[Begin RECORDS FOR THE EXERCISE]

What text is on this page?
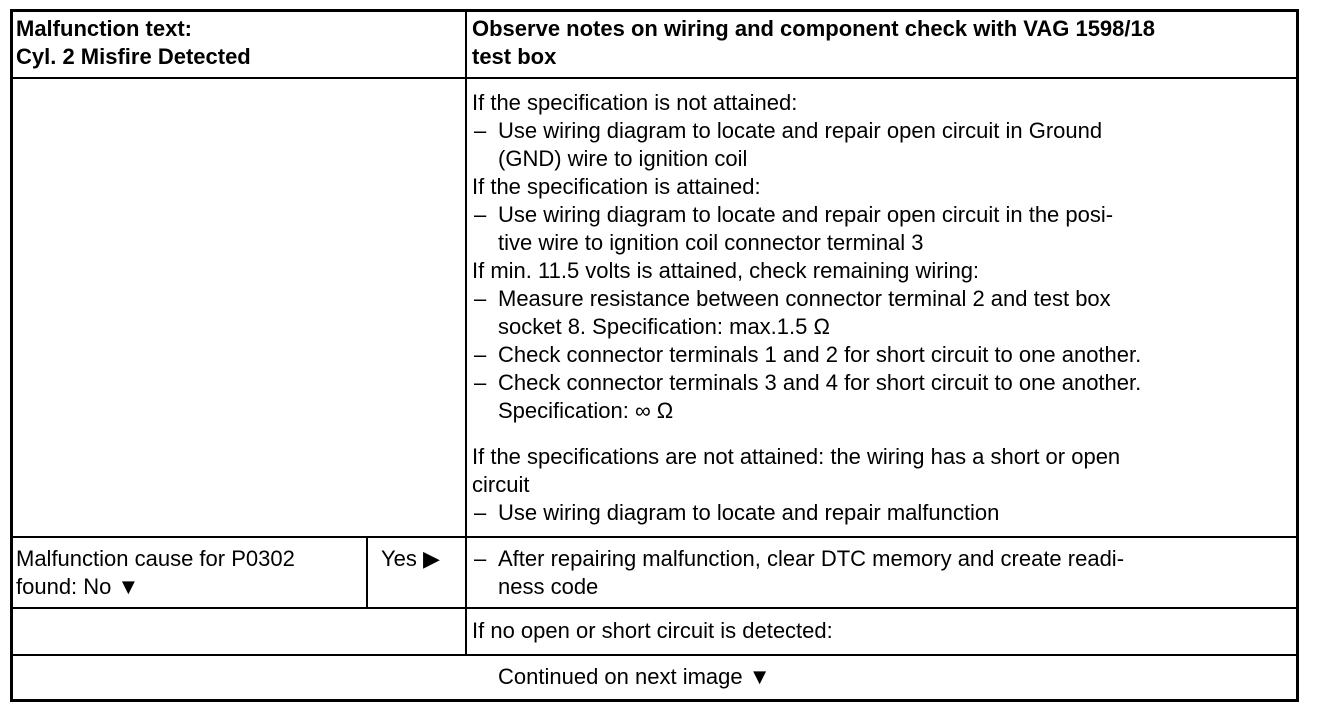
Malfunction text:
Cyl. 2 Misfire Detected
Observe notes on wiring and component check with VAG 1598/18
test box
If the specification is not attained:
– Use wiring diagram to locate and repair open circuit in Ground
(GND) wire to ignition coil
If the specification is attained:
– Use wiring diagram to locate and repair open circuit in the posi-
tive wire to ignition coil connector terminal 3
If min. 11.5 volts is attained, check remaining wiring:
– Measure resistance between connector terminal 2 and test box
socket 8. Specification: max.1.5 Ω
– Check connector terminals 1 and 2 for short circuit to one another.
– Check connector terminals 3 and 4 for short circuit to one another.
Specification: ∞ Ω
If the specifications are not attained: the wiring has a short or open
circuit
– Use wiring diagram to locate and repair malfunction
Malfunction cause for P0302
found: No ▼
Yes ▶ – After repairing malfunction, clear DTC memory and create readi-
ness code
If no open or short circuit is detected:
Continued on next image ▼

[End RECORDS FOR THE EXERCISE]

EXERCISE:
Retype the whole listing, keeping every line identical and omitting all pictures.

THE SOLUTION:
What text is on this page?
Malfunction text:
Cyl. 2 Misfire Detected
Observe notes on wiring and component check with VAG 1598/18
test box
If the specification is not attained:
– Use wiring diagram to locate and repair open circuit in Ground
(GND) wire to ignition coil
If the specification is attained:
– Use wiring diagram to locate and repair open circuit in the posi-
tive wire to ignition coil connector terminal 3
If min. 11.5 volts is attained, check remaining wiring:
– Measure resistance between connector terminal 2 and test box
socket 8. Specification: max.1.5 Ω
– Check connector terminals 1 and 2 for short circuit to one another.
– Check connector terminals 3 and 4 for short circuit to one another.
Specification: ∞ Ω
If the specifications are not attained: the wiring has a short or open
circuit
– Use wiring diagram to locate and repair malfunction
Malfunction cause for P0302
found: No ▼
Yes ▶ – After repairing malfunction, clear DTC memory and create readi-
ness code
If no open or short circuit is detected:
Continued on next image ▼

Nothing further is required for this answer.